---------- DATA FOR THIS TASK
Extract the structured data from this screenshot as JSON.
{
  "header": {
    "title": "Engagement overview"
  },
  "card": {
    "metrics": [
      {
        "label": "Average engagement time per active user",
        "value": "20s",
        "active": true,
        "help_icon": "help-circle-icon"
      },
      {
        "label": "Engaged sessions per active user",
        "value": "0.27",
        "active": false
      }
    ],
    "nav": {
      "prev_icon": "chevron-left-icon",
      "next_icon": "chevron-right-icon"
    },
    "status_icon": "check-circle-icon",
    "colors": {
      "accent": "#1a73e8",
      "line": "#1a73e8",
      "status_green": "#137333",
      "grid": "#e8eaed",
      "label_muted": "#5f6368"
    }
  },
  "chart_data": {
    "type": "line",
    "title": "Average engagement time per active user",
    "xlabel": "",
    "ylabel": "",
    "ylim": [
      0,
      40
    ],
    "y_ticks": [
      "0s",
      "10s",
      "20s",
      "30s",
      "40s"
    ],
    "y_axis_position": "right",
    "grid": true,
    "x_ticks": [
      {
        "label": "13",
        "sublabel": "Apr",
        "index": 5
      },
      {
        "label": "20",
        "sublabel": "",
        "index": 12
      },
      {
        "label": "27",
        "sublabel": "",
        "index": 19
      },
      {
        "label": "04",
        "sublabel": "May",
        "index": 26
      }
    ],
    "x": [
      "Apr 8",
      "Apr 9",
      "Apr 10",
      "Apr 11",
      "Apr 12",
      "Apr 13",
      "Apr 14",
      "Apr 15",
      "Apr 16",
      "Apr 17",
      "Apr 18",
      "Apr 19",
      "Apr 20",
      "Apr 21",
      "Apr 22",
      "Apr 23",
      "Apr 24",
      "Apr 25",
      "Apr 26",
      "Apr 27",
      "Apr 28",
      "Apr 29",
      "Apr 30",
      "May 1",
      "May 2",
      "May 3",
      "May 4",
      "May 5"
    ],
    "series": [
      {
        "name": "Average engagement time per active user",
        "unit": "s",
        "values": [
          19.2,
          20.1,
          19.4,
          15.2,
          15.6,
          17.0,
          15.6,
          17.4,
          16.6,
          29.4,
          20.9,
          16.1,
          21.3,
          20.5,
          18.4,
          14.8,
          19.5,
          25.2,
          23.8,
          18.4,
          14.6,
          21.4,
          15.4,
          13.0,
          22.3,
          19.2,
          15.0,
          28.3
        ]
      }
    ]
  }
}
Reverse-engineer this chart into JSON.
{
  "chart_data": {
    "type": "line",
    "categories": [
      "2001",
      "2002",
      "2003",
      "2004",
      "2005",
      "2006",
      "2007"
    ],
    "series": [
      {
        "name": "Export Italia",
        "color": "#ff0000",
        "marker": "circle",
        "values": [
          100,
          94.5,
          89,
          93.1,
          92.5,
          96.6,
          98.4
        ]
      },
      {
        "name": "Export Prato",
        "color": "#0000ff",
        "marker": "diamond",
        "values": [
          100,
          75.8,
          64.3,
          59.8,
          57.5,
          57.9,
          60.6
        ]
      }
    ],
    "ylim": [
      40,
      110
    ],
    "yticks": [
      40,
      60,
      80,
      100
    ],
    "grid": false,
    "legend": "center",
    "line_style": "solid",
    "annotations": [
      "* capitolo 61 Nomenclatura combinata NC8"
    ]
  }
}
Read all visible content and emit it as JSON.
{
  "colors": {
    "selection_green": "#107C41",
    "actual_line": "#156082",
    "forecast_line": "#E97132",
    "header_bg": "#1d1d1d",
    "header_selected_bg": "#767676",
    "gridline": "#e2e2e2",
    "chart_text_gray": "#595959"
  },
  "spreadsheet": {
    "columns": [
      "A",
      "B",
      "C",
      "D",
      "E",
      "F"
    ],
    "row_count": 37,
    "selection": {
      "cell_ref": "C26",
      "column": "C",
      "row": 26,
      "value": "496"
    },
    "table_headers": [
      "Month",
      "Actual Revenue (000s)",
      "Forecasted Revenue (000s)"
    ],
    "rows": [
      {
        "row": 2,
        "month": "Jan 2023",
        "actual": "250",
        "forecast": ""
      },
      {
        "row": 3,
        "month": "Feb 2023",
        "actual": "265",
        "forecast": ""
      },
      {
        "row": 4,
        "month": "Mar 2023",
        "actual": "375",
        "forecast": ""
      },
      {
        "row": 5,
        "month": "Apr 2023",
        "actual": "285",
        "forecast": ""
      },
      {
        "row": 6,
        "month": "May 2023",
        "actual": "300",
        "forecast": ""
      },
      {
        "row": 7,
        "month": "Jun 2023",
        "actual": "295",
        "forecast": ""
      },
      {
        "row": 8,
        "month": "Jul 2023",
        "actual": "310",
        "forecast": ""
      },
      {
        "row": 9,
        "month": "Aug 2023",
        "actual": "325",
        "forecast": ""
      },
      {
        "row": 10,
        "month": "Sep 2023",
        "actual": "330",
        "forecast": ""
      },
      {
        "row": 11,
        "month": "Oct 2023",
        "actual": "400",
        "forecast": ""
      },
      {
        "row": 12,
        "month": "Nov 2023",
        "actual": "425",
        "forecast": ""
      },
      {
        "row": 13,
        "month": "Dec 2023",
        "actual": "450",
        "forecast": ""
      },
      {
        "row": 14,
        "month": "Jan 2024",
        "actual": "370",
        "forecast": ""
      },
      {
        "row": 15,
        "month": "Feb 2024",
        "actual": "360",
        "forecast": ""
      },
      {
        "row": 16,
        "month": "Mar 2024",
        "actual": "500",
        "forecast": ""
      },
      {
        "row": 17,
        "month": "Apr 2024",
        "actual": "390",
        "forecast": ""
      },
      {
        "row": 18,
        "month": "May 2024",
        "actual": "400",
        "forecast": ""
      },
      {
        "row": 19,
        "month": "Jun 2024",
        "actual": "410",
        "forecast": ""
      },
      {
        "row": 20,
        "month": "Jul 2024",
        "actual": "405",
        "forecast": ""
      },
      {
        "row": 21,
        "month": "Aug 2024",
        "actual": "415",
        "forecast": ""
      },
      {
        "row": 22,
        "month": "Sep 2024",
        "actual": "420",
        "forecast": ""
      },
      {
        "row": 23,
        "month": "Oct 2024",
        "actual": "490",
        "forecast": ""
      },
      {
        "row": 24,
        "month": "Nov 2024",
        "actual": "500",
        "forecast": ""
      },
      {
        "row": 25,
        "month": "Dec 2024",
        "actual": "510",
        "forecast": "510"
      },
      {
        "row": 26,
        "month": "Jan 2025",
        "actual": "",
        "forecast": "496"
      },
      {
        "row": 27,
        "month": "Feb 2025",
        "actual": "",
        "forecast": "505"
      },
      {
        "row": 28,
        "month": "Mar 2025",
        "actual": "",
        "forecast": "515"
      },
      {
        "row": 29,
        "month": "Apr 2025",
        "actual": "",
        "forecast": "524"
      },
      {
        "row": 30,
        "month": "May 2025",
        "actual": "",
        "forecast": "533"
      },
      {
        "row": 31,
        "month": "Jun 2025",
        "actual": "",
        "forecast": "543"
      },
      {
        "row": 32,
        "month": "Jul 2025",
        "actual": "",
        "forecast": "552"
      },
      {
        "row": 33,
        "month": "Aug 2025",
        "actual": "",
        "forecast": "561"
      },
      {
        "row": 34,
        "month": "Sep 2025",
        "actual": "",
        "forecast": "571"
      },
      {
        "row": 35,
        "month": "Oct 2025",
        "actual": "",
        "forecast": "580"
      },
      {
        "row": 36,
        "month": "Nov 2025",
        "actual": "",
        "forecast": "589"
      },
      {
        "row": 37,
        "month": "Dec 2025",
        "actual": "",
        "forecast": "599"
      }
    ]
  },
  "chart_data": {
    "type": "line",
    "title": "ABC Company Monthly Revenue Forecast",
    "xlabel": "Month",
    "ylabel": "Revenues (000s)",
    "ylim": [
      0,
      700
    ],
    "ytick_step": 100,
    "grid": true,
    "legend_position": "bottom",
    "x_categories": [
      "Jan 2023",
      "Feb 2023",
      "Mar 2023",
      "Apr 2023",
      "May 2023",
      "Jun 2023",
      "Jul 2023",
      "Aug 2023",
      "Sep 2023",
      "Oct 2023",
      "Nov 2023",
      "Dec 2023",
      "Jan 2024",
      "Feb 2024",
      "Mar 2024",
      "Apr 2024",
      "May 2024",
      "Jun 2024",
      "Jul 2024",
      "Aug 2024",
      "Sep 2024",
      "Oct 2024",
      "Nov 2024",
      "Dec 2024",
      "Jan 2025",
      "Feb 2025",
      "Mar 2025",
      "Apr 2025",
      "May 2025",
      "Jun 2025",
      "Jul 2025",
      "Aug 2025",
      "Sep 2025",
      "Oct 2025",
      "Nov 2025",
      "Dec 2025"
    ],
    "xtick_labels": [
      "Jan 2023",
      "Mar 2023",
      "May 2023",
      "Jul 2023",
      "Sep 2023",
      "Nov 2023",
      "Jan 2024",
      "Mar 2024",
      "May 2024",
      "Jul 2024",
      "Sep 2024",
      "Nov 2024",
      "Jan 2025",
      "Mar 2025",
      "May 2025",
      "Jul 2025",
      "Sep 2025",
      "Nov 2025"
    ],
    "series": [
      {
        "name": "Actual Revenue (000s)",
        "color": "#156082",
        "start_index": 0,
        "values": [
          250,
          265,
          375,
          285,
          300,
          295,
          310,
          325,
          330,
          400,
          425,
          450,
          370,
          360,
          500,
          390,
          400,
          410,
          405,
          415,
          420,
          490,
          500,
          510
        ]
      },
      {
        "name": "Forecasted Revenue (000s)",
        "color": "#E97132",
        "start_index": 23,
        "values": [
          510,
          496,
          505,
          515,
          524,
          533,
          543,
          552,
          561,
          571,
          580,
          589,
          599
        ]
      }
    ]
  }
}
--------------------
**GIVEN INSTRUCTION:** Show every line from the entries above in which the word "Export" appears.

**FULL ANSWER:**
        "name": "Export Italia",
        "name": "Export Prato",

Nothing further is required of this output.